PROBLEM
State how many lines of the records contain the string "Похищение". Give the number alone.

---

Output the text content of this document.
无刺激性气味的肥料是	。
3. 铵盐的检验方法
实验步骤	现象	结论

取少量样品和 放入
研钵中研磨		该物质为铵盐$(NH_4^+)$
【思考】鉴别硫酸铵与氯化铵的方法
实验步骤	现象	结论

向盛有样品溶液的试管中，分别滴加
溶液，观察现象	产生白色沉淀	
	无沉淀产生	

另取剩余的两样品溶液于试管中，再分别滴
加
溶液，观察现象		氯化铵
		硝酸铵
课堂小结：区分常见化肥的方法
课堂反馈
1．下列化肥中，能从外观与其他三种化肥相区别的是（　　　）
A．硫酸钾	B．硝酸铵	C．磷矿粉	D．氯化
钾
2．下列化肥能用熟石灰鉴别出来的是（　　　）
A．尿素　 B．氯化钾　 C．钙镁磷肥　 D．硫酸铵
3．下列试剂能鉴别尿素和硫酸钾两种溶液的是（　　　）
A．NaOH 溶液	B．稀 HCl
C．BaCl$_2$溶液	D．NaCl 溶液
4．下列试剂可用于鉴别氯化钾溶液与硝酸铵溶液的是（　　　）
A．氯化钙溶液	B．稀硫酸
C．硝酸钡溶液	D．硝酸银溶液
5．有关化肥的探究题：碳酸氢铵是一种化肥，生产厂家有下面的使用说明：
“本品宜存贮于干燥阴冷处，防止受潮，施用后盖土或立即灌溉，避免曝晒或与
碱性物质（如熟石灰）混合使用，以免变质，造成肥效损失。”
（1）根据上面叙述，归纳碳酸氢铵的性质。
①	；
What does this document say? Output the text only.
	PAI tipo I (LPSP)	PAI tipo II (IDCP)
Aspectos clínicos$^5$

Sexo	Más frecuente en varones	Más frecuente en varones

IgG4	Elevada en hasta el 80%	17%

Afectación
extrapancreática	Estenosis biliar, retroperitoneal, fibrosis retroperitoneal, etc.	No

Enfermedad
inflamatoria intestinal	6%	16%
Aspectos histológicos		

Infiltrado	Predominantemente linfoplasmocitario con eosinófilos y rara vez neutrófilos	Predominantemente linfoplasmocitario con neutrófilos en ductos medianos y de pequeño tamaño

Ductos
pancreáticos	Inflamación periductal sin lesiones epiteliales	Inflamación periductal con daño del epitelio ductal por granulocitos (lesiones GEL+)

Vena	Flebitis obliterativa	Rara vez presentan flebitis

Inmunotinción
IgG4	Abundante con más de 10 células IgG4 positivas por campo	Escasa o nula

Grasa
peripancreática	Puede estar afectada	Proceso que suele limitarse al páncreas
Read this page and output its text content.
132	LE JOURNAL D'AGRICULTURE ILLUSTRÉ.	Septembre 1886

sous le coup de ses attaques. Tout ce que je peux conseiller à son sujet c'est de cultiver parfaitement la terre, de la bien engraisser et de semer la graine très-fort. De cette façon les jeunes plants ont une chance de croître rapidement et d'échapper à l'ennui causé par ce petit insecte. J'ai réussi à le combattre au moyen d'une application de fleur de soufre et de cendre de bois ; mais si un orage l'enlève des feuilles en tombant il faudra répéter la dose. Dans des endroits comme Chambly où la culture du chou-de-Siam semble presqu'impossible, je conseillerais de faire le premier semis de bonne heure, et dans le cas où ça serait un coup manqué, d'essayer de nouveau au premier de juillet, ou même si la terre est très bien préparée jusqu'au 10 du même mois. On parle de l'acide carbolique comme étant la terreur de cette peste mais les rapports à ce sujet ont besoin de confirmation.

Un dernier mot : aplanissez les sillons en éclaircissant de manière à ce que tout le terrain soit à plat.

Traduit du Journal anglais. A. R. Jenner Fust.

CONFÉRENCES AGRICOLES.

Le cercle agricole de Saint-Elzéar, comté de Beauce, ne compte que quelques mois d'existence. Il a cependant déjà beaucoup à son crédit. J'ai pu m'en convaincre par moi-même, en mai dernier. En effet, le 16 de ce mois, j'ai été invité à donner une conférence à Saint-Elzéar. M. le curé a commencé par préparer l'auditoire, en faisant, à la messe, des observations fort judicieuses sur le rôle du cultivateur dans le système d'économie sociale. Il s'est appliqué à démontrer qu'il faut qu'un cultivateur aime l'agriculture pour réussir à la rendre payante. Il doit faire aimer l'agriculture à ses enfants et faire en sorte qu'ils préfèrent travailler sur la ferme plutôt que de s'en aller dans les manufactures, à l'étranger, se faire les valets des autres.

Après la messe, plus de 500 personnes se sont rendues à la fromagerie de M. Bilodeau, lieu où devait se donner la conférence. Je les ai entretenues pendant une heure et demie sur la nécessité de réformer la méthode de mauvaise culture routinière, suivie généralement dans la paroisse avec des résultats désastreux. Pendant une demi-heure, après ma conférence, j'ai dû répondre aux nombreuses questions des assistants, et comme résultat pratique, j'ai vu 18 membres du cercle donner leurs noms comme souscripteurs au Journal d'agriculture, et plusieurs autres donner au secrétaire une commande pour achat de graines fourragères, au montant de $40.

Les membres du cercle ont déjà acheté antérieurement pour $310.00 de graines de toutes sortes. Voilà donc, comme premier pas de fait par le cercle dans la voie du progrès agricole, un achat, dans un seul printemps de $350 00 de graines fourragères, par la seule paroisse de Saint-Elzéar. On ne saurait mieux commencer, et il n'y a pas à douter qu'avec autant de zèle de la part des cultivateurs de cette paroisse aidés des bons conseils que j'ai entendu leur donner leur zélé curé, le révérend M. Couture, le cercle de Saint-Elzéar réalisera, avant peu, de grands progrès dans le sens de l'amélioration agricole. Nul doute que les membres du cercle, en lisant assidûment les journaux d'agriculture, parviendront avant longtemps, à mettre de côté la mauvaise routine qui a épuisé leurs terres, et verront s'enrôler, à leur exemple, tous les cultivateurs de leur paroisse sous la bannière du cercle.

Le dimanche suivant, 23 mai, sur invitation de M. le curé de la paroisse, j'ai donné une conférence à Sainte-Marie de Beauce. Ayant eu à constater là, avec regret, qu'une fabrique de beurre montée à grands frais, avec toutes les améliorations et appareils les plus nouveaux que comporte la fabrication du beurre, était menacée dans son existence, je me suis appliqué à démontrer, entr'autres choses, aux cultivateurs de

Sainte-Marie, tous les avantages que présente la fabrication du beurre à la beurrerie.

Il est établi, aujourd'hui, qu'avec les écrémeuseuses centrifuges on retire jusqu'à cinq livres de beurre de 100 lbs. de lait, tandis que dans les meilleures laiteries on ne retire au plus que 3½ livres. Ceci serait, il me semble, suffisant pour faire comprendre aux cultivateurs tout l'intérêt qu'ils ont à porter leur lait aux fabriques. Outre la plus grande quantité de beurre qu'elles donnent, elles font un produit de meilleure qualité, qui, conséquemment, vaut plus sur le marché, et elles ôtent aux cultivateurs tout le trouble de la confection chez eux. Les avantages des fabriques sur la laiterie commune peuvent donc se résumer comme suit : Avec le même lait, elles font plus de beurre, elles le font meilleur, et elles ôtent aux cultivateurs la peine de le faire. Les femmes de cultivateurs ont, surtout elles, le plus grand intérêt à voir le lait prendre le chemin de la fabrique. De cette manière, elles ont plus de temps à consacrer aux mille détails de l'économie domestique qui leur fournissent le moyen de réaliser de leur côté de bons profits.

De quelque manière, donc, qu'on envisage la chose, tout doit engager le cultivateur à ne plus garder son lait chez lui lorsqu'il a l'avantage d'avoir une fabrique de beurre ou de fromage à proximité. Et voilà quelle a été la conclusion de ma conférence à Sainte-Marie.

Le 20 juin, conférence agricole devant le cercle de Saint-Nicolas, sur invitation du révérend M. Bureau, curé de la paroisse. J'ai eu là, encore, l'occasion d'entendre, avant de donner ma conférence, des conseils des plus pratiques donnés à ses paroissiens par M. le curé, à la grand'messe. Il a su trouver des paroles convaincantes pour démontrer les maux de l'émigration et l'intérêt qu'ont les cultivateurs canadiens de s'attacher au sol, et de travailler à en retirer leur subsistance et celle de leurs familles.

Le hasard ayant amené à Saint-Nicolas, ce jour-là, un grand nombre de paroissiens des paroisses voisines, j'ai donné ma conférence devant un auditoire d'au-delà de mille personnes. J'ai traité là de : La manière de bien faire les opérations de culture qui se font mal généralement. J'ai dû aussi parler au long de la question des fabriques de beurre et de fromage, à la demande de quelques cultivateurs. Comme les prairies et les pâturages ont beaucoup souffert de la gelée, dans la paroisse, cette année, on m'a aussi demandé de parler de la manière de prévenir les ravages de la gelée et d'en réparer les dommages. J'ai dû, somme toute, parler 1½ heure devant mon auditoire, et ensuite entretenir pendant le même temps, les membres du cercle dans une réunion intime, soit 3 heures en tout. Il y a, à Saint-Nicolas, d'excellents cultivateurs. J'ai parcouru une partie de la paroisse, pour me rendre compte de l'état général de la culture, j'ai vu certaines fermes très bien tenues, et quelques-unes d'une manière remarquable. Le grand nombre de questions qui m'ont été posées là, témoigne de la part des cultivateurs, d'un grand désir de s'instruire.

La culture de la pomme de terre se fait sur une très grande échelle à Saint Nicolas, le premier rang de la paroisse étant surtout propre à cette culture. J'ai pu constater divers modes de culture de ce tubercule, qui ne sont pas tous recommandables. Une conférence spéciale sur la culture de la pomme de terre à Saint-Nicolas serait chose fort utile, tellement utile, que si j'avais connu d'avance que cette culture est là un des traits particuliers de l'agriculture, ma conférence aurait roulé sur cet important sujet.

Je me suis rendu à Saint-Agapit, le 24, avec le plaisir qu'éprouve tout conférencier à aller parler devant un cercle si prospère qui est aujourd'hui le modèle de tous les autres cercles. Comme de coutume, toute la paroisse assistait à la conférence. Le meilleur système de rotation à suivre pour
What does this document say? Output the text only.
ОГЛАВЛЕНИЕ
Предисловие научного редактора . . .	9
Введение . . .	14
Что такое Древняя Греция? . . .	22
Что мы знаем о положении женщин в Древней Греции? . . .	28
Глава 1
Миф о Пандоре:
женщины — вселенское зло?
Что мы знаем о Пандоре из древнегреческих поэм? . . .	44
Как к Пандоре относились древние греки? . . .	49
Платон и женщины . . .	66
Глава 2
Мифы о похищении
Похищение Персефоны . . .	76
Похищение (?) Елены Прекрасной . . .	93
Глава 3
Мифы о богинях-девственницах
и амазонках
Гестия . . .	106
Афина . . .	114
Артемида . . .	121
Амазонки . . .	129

---

RESULT OF THE EXERCISE
2